• What needs to be done
Please give the listing again, word for word, with nothing left out.
===
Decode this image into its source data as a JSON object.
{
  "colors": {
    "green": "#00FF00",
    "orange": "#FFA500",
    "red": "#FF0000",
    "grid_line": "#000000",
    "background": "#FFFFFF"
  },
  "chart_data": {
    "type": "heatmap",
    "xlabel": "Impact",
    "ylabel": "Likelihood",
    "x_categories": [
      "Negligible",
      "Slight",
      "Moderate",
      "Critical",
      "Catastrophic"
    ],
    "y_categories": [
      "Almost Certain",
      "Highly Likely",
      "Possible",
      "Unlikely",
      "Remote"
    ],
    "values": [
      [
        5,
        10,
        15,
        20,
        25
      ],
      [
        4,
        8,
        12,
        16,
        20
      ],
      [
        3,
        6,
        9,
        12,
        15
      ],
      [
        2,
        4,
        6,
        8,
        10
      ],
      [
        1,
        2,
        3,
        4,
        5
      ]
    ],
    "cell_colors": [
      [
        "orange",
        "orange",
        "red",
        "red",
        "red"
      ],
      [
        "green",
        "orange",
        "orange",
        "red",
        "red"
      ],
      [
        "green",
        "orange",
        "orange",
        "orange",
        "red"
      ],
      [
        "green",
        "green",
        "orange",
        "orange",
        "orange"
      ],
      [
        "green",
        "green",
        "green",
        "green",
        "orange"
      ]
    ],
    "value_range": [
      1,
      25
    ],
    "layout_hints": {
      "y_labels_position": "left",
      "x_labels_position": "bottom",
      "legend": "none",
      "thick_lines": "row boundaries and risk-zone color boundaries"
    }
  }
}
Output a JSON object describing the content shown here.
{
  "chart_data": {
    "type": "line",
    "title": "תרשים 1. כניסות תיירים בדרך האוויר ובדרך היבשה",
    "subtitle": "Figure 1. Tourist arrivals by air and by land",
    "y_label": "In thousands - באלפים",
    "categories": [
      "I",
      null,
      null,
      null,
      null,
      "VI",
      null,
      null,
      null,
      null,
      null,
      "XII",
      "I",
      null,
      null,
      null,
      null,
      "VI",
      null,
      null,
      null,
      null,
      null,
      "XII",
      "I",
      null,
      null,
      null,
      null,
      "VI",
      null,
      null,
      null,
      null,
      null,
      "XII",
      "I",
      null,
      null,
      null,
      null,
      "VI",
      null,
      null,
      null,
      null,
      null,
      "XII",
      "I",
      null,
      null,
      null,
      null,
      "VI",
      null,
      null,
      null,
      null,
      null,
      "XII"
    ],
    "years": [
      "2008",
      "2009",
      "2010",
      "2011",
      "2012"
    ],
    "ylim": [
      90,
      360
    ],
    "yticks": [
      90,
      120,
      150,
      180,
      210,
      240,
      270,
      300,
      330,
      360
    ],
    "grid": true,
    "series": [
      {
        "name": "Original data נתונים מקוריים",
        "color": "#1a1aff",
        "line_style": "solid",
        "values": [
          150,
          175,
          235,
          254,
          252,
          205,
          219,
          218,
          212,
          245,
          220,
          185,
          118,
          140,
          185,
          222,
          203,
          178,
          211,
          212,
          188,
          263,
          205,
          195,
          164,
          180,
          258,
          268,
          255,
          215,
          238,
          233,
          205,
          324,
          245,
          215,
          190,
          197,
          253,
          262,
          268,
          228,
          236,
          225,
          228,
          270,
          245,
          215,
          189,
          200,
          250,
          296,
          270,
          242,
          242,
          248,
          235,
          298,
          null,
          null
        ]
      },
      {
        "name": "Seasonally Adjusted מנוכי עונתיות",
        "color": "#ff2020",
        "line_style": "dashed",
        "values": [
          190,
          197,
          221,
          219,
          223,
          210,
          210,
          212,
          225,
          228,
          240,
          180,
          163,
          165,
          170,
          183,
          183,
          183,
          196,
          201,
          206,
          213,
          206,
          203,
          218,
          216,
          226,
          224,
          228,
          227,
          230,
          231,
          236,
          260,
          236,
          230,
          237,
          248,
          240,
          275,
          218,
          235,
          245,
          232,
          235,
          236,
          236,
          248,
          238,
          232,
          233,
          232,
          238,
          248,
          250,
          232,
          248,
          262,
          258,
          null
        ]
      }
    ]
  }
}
===
• Written reply
Decode this image into its source data as a JSON object.
{
  "colors": {
    "green": "#00FF00",
    "orange": "#FFA500",
    "red": "#FF0000",
    "grid_line": "#000000",
    "background": "#FFFFFF"
  },
  "chart_data": {
    "type": "heatmap",
    "xlabel": "Impact",
    "ylabel": "Likelihood",
    "x_categories": [
      "Negligible",
      "Slight",
      "Moderate",
      "Critical",
      "Catastrophic"
    ],
    "y_categories": [
      "Almost Certain",
      "Highly Likely",
      "Possible",
      "Unlikely",
      "Remote"
    ],
    "values": [
      [
        5,
        10,
        15,
        20,
        25
      ],
      [
        4,
        8,
        12,
        16,
        20
      ],
      [
        3,
        6,
        9,
        12,
        15
      ],
      [
        2,
        4,
        6,
        8,
        10
      ],
      [
        1,
        2,
        3,
        4,
        5
      ]
    ],
    "cell_colors": [
      [
        "orange",
        "orange",
        "red",
        "red",
        "red"
      ],
      [
        "green",
        "orange",
        "orange",
        "red",
        "red"
      ],
      [
        "green",
        "orange",
        "orange",
        "orange",
        "red"
      ],
      [
        "green",
        "green",
        "orange",
        "orange",
        "orange"
      ],
      [
        "green",
        "green",
        "green",
        "green",
        "orange"
      ]
    ],
    "value_range": [
      1,
      25
    ],
    "layout_hints": {
      "y_labels_position": "left",
      "x_labels_position": "bottom",
      "legend": "none",
      "thick_lines": "row boundaries and risk-zone color boundaries"
    }
  }
}
Output a JSON object describing the content shown here.
{
  "chart_data": {
    "type": "line",
    "title": "תרשים 1. כניסות תיירים בדרך האוויר ובדרך היבשה",
    "subtitle": "Figure 1. Tourist arrivals by air and by land",
    "y_label": "In thousands - באלפים",
    "categories": [
      "I",
      null,
      null,
      null,
      null,
      "VI",
      null,
      null,
      null,
      null,
      null,
      "XII",
      "I",
      null,
      null,
      null,
      null,
      "VI",
      null,
      null,
      null,
      null,
      null,
      "XII",
      "I",
      null,
      null,
      null,
      null,
      "VI",
      null,
      null,
      null,
      null,
      null,
      "XII",
      "I",
      null,
      null,
      null,
      null,
      "VI",
      null,
      null,
      null,
      null,
      null,
      "XII",
      "I",
      null,
      null,
      null,
      null,
      "VI",
      null,
      null,
      null,
      null,
      null,
      "XII"
    ],
    "years": [
      "2008",
      "2009",
      "2010",
      "2011",
      "2012"
    ],
    "ylim": [
      90,
      360
    ],
    "yticks": [
      90,
      120,
      150,
      180,
      210,
      240,
      270,
      300,
      330,
      360
    ],
    "grid": true,
    "series": [
      {
        "name": "Original data נתונים מקוריים",
        "color": "#1a1aff",
        "line_style": "solid",
        "values": [
          150,
          175,
          235,
          254,
          252,
          205,
          219,
          218,
          212,
          245,
          220,
          185,
          118,
          140,
          185,
          222,
          203,
          178,
          211,
          212,
          188,
          263,
          205,
          195,
          164,
          180,
          258,
          268,
          255,
          215,
          238,
          233,
          205,
          324,
          245,
          215,
          190,
          197,
          253,
          262,
          268,
          228,
          236,
          225,
          228,
          270,
          245,
          215,
          189,
          200,
          250,
          296,
          270,
          242,
          242,
          248,
          235,
          298,
          null,
          null
        ]
      },
      {
        "name": "Seasonally Adjusted מנוכי עונתיות",
        "color": "#ff2020",
        "line_style": "dashed",
        "values": [
          190,
          197,
          221,
          219,
          223,
          210,
          210,
          212,
          225,
          228,
          240,
          180,
          163,
          165,
          170,
          183,
          183,
          183,
          196,
          201,
          206,
          213,
          206,
          203,
          218,
          216,
          226,
          224,
          228,
          227,
          230,
          231,
          236,
          260,
          236,
          230,
          237,
          248,
          240,
          275,
          218,
          235,
          245,
          232,
          235,
          236,
          236,
          248,
          238,
          232,
          233,
          232,
          238,
          248,
          250,
          232,
          248,
          262,
          258,
          null
        ]
      }
    ]
  }
}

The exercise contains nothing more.